◆ **Given instruction**: In the listing that follows, how many lines contain "Магаданской"? Give the number only.

##############################

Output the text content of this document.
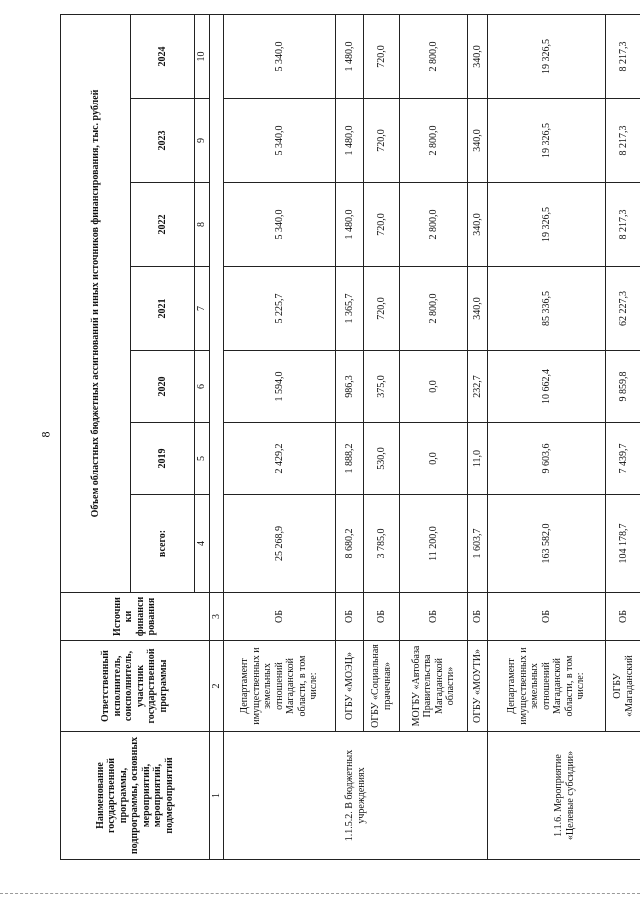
8
Наименование государственной программы, подпрограммы, основных мероприятий, мероприятий, подмероприятий	Ответственный исполнитель, соисполнитель, участник государственной программы	Источники финансирования	Объем областных бюджетных ассигнований и иных источников финансирования, тыс. рублей						
			всего:	2019	2020	2021	2022	2023	2024
			4	5	6	7	8	9	10
1	2	3							
1.1.5.2. В бюджетных учреждениях	Департамент имущественных и земельных отношений Магаданской области, в том числе:	ОБ	25 268,9	2 429,2	1 594,0	5 225,7	5 340,0	5 340,0	5 340,0
	ОГБУ «МОЭЦ»	ОБ	8 680,2	1 888,2	986,3	1 365,7	1 480,0	1 480,0	1 480,0
	ОГБУ «Социальная прачечная»	ОБ	3 785,0	530,0	375,0	720,0	720,0	720,0	720,0
	МОГБУ «Автобаза Правительства Магаданской области»	ОБ	11 200,0	0,0	0,0	2 800,0	2 800,0	2 800,0	2 800,0
	ОГБУ «МОУТИ»	ОБ	1 603,7	11,0	232,7	340,0	340,0	340,0	340,0
1.1.6. Мероприятие «Целевые субсидии»	Департамент имущественных и земельных отношений Магаданской области, в том числе:	ОБ	163 582,0	9 603,6	10 662,4	85 336,5	19 326,5	19 326,5	19 326,5
	ОГБУ «Магаданский	ОБ	104 178,7	7 439,7	9 859,8	62 227,3	8 217,3	8 217,3	8 217,3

##############################

◆ **Finished answer**: 3